Input material:
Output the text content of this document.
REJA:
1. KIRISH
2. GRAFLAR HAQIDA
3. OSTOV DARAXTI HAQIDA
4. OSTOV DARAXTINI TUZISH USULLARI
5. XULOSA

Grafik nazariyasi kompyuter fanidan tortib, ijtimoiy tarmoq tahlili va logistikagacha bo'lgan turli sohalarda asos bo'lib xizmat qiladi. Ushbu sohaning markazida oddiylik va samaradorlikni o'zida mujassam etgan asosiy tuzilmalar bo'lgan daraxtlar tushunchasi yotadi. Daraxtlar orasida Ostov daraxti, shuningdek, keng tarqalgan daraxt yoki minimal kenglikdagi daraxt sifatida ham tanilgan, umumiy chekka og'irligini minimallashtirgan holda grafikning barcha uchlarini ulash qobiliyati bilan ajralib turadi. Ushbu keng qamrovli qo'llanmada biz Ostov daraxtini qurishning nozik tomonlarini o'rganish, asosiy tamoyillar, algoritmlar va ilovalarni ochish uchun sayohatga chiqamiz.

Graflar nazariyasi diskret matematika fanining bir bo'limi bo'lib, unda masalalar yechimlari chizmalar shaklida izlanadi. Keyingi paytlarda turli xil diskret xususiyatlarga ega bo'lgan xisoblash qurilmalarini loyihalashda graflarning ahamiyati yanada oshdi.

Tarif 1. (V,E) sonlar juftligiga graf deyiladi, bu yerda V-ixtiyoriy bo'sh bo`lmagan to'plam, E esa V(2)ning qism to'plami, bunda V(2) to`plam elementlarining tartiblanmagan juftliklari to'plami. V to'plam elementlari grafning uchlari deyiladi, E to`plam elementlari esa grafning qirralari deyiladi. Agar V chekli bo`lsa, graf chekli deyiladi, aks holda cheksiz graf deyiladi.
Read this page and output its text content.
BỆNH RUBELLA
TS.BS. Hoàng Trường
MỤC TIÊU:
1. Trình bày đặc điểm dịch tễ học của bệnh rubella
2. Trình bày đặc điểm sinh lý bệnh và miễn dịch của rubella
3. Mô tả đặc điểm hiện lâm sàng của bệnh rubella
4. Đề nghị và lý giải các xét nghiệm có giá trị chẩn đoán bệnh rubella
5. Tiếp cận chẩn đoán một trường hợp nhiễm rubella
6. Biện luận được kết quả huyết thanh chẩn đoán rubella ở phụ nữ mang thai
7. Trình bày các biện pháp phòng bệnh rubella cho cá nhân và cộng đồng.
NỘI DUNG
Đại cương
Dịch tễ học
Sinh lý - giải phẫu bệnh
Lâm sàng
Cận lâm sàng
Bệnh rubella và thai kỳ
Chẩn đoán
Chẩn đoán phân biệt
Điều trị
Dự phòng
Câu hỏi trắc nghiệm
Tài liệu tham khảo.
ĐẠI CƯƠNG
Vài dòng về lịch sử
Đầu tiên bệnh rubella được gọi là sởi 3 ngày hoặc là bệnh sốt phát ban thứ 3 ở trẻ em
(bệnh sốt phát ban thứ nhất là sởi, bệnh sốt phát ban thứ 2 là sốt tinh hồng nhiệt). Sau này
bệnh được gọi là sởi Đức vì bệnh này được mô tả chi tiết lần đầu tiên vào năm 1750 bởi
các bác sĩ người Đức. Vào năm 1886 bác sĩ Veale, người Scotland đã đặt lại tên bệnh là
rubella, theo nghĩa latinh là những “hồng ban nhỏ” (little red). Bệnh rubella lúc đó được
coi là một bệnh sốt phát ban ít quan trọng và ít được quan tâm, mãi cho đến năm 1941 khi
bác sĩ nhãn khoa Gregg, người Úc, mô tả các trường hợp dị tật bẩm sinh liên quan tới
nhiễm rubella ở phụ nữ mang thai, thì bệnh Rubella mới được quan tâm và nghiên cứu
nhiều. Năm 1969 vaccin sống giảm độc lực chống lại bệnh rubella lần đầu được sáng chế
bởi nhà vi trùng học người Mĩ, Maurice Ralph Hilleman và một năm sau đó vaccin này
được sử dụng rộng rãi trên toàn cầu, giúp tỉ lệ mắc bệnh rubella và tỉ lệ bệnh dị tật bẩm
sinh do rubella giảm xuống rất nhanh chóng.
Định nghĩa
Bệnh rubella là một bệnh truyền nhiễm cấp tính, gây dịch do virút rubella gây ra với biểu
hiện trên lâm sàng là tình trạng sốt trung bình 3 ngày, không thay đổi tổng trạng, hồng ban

Challenge: Write out the data again, exactly and in full.

Result of the task:
Output the text content of this document.
REJA:
1. KIRISH
2. GRAFLAR HAQIDA
3. OSTOV DARAXTI HAQIDA
4. OSTOV DARAXTINI TUZISH USULLARI
5. XULOSA

Grafik nazariyasi kompyuter fanidan tortib, ijtimoiy tarmoq tahlili va logistikagacha bo'lgan turli sohalarda asos bo'lib xizmat qiladi. Ushbu sohaning markazida oddiylik va samaradorlikni o'zida mujassam etgan asosiy tuzilmalar bo'lgan daraxtlar tushunchasi yotadi. Daraxtlar orasida Ostov daraxti, shuningdek, keng tarqalgan daraxt yoki minimal kenglikdagi daraxt sifatida ham tanilgan, umumiy chekka og'irligini minimallashtirgan holda grafikning barcha uchlarini ulash qobiliyati bilan ajralib turadi. Ushbu keng qamrovli qo'llanmada biz Ostov daraxtini qurishning nozik tomonlarini o'rganish, asosiy tamoyillar, algoritmlar va ilovalarni ochish uchun sayohatga chiqamiz.

Graflar nazariyasi diskret matematika fanining bir bo'limi bo'lib, unda masalalar yechimlari chizmalar shaklida izlanadi. Keyingi paytlarda turli xil diskret xususiyatlarga ega bo'lgan xisoblash qurilmalarini loyihalashda graflarning ahamiyati yanada oshdi.

Tarif 1. (V,E) sonlar juftligiga graf deyiladi, bu yerda V-ixtiyoriy bo'sh bo`lmagan to'plam, E esa V(2)ning qism to'plami, bunda V(2) to`plam elementlarining tartiblanmagan juftliklari to'plami. V to'plam elementlari grafning uchlari deyiladi, E to`plam elementlari esa grafning qirralari deyiladi. Agar V chekli bo`lsa, graf chekli deyiladi, aks holda cheksiz graf deyiladi.
Read this page and output its text content.
BỆNH RUBELLA
TS.BS. Hoàng Trường
MỤC TIÊU:
1. Trình bày đặc điểm dịch tễ học của bệnh rubella
2. Trình bày đặc điểm sinh lý bệnh và miễn dịch của rubella
3. Mô tả đặc điểm hiện lâm sàng của bệnh rubella
4. Đề nghị và lý giải các xét nghiệm có giá trị chẩn đoán bệnh rubella
5. Tiếp cận chẩn đoán một trường hợp nhiễm rubella
6. Biện luận được kết quả huyết thanh chẩn đoán rubella ở phụ nữ mang thai
7. Trình bày các biện pháp phòng bệnh rubella cho cá nhân và cộng đồng.
NỘI DUNG
Đại cương
Dịch tễ học
Sinh lý - giải phẫu bệnh
Lâm sàng
Cận lâm sàng
Bệnh rubella và thai kỳ
Chẩn đoán
Chẩn đoán phân biệt
Điều trị
Dự phòng
Câu hỏi trắc nghiệm
Tài liệu tham khảo.
ĐẠI CƯƠNG
Vài dòng về lịch sử
Đầu tiên bệnh rubella được gọi là sởi 3 ngày hoặc là bệnh sốt phát ban thứ 3 ở trẻ em
(bệnh sốt phát ban thứ nhất là sởi, bệnh sốt phát ban thứ 2 là sốt tinh hồng nhiệt). Sau này
bệnh được gọi là sởi Đức vì bệnh này được mô tả chi tiết lần đầu tiên vào năm 1750 bởi
các bác sĩ người Đức. Vào năm 1886 bác sĩ Veale, người Scotland đã đặt lại tên bệnh là
rubella, theo nghĩa latinh là những “hồng ban nhỏ” (little red). Bệnh rubella lúc đó được
coi là một bệnh sốt phát ban ít quan trọng và ít được quan tâm, mãi cho đến năm 1941 khi
bác sĩ nhãn khoa Gregg, người Úc, mô tả các trường hợp dị tật bẩm sinh liên quan tới
nhiễm rubella ở phụ nữ mang thai, thì bệnh Rubella mới được quan tâm và nghiên cứu
nhiều. Năm 1969 vaccin sống giảm độc lực chống lại bệnh rubella lần đầu được sáng chế
bởi nhà vi trùng học người Mĩ, Maurice Ralph Hilleman và một năm sau đó vaccin này
được sử dụng rộng rãi trên toàn cầu, giúp tỉ lệ mắc bệnh rubella và tỉ lệ bệnh dị tật bẩm
sinh do rubella giảm xuống rất nhanh chóng.
Định nghĩa
Bệnh rubella là một bệnh truyền nhiễm cấp tính, gây dịch do virút rubella gây ra với biểu
hiện trên lâm sàng là tình trạng sốt trung bình 3 ngày, không thay đổi tổng trạng, hồng ban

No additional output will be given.